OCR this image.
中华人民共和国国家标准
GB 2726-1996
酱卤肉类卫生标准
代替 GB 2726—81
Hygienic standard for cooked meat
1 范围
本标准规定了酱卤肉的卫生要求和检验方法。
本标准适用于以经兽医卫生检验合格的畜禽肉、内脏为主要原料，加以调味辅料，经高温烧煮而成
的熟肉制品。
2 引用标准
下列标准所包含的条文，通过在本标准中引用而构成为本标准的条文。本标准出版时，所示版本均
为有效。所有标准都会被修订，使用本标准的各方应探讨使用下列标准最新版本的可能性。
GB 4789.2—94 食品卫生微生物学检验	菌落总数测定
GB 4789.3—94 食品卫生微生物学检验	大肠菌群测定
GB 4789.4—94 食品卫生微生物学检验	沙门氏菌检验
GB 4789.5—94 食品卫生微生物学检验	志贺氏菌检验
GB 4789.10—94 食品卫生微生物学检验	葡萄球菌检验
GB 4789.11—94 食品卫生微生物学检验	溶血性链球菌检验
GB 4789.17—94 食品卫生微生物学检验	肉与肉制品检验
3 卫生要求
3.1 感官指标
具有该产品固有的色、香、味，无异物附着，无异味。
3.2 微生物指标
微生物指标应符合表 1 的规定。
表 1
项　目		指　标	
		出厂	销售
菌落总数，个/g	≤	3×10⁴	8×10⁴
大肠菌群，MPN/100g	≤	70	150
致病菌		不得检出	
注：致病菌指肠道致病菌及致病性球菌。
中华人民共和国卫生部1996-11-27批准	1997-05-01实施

○ ○ ○ ○

Return each line of the data that contains the string "食品卫生微生物学检验".

GB 4789.2—94 食品卫生微生物学检验	菌落总数测定
GB 4789.3—94 食品卫生微生物学检验	大肠菌群测定
GB 4789.4—94 食品卫生微生物学检验	沙门氏菌检验
GB 4789.5—94 食品卫生微生物学检验	志贺氏菌检验
GB 4789.10—94 食品卫生微生物学检验	葡萄球菌检验
GB 4789.11—94 食品卫生微生物学检验	溶血性链球菌检验
GB 4789.17—94 食品卫生微生物学检验	肉与肉制品检验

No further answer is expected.